GOAL OF THE EXERCISE: Copy each line below in which the word "divers" occurs.

SUPPLIED MATERIAL:
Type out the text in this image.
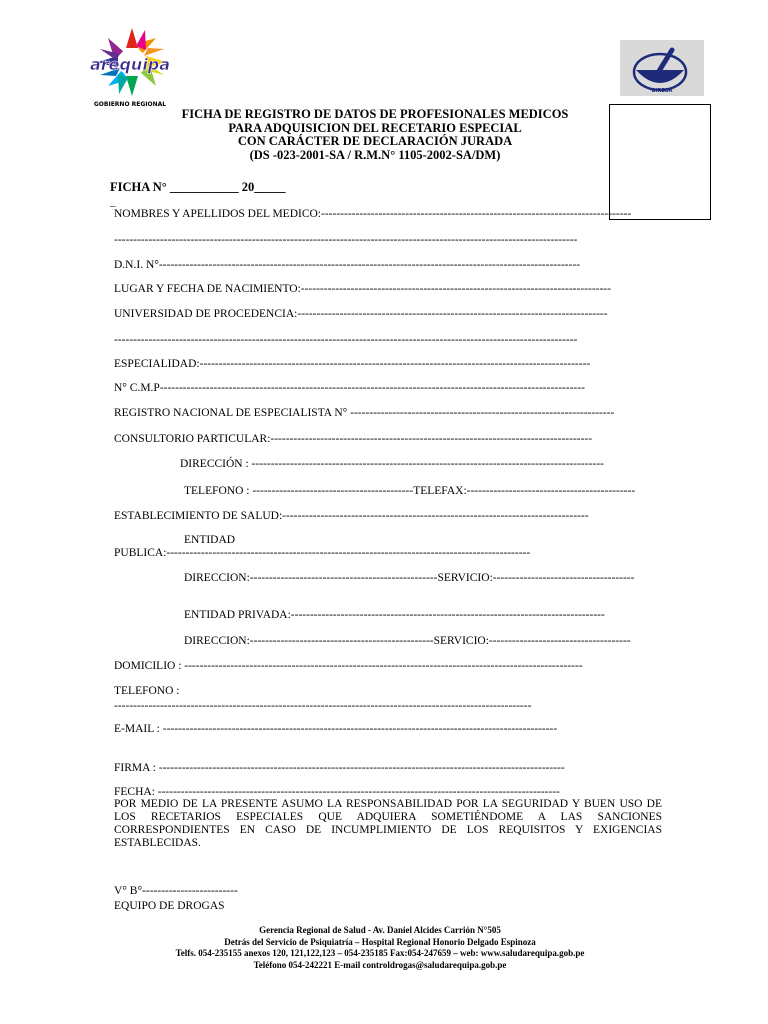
arequipa
GOBIERNO REGIONAL
DIRESA
FICHA DE REGISTRO DE DATOS DE PROFESIONALES MEDICOS
PARA ADQUISICION DEL RECETARIO ESPECIAL
CON CARÁCTER DE DECLARACIÓN JURADA
(DS -023-2001-SA / R.M.N° 1105-2002-SA/DM)
FICHA N° ___________ 20_____
_
NOMBRES Y APELLIDOS DEL MEDICO:---------------------------------------------------------------------------------
-------------------------------------------------------------------------------------------------------------------------
D.N.I. N°--------------------------------------------------------------------------------------------------------------
LUGAR Y FECHA DE NACIMIENTO:---------------------------------------------------------------------------------
UNIVERSIDAD DE PROCEDENCIA:---------------------------------------------------------------------------------
-------------------------------------------------------------------------------------------------------------------------
ESPECIALIDAD:------------------------------------------------------------------------------------------------------
N° C.M.P---------------------------------------------------------------------------------------------------------------
REGISTRO NACIONAL DE ESPECIALISTA N° ---------------------------------------------------------------------
CONSULTORIO PARTICULAR:------------------------------------------------------------------------------------
DIRECCIÓN : --------------------------------------------------------------------------------------------
TELEFONO : ------------------------------------------TELEFAX:--------------------------------------------
ESTABLECIMIENTO DE SALUD:--------------------------------------------------------------------------------
ENTIDAD
PUBLICA:-----------------------------------------------------------------------------------------------
DIRECCION:-------------------------------------------------SERVICIO:-------------------------------------
ENTIDAD PRIVADA:----------------------------------------------------------------------------------
DIRECCION:------------------------------------------------SERVICIO:-------------------------------------
DOMICILIO : --------------------------------------------------------------------------------------------------------
TELEFONO :
-------------------------------------------------------------------------------------------------------------
E-MAIL : -------------------------------------------------------------------------------------------------------
FIRMA : ----------------------------------------------------------------------------------------------------------
FECHA: ---------------------------------------------------------------------------------------------------------
POR MEDIO DE LA PRESENTE ASUMO LA RESPONSABILIDAD POR LA SEGURIDAD Y BUEN USO DE LOS RECETARIOS ESPECIALES QUE ADQUIERA SOMETIÉNDOME A LAS SANCIONES CORRESPONDIENTES EN CASO DE INCUMPLIMIENTO DE LOS REQUISITOS Y EXIGENCIAS ESTABLECIDAS.
V° B°-------------------------
EQUIPO DE DROGAS
Gerencia Regional de Salud - Av. Daniel Alcides Carrión N°505
Detrás del Servicio de Psiquiatría – Hospital Regional Honorio Delgado Espinoza
Telfs. 054-235155 anexos 120, 121,122,123 – 054-235185 Fax:054-247659 – web: www.saludarequipa.gob.pe
Teléfono 054-242221 E-mail controldrogas@saludarequipa.gob.pe
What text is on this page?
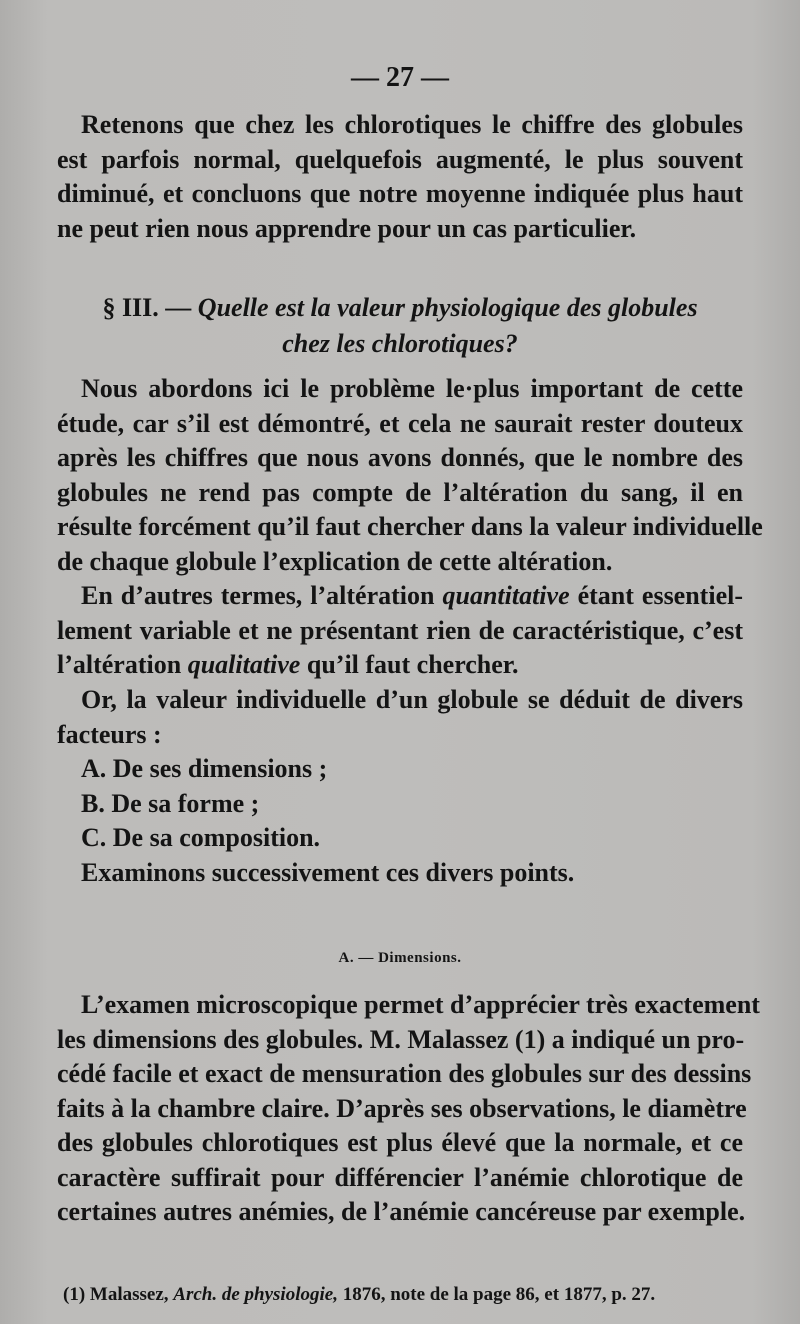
— 27 —
Retenons que chez les chlorotiques le chiffre des globules
est parfois normal, quelquefois augmenté, le plus souvent
diminué, et concluons que notre moyenne indiquée plus haut
ne peut rien nous apprendre pour un cas particulier.
§ III. — Quelle est la valeur physiologique des globules
chez les chlorotiques?
Nous abordons ici le problème le·plus important de cette
étude, car s’il est démontré, et cela ne saurait rester douteux
après les chiffres que nous avons donnés, que le nombre des
globules ne rend pas compte de l’altération du sang, il en
résulte forcément qu’il faut chercher dans la valeur individuelle
de chaque globule l’explication de cette altération.
En d’autres termes, l’altération quantitative étant essentiel-
lement variable et ne présentant rien de caractéristique, c’est
l’altération qualitative qu’il faut chercher.
Or, la valeur individuelle d’un globule se déduit de divers
facteurs :
A. De ses dimensions ;
B. De sa forme ;
C. De sa composition.
Examinons successivement ces divers points.
A. — Dimensions.
L’examen microscopique permet d’apprécier très exactement
les dimensions des globules. M. Malassez (1) a indiqué un pro-
cédé facile et exact de mensuration des globules sur des dessins
faits à la chambre claire. D’après ses observations, le diamètre
des globules chlorotiques est plus élevé que la normale, et ce
caractère suffirait pour différencier l’anémie chlorotique de
certaines autres anémies, de l’anémie cancéreuse par exemple.
(1) Malassez, Arch. de physiologie, 1876, note de la page 86, et 1877, p. 27.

EXPECTED ANSWER:
Or, la valeur individuelle d’un globule se déduit de divers
Examinons successivement ces divers points.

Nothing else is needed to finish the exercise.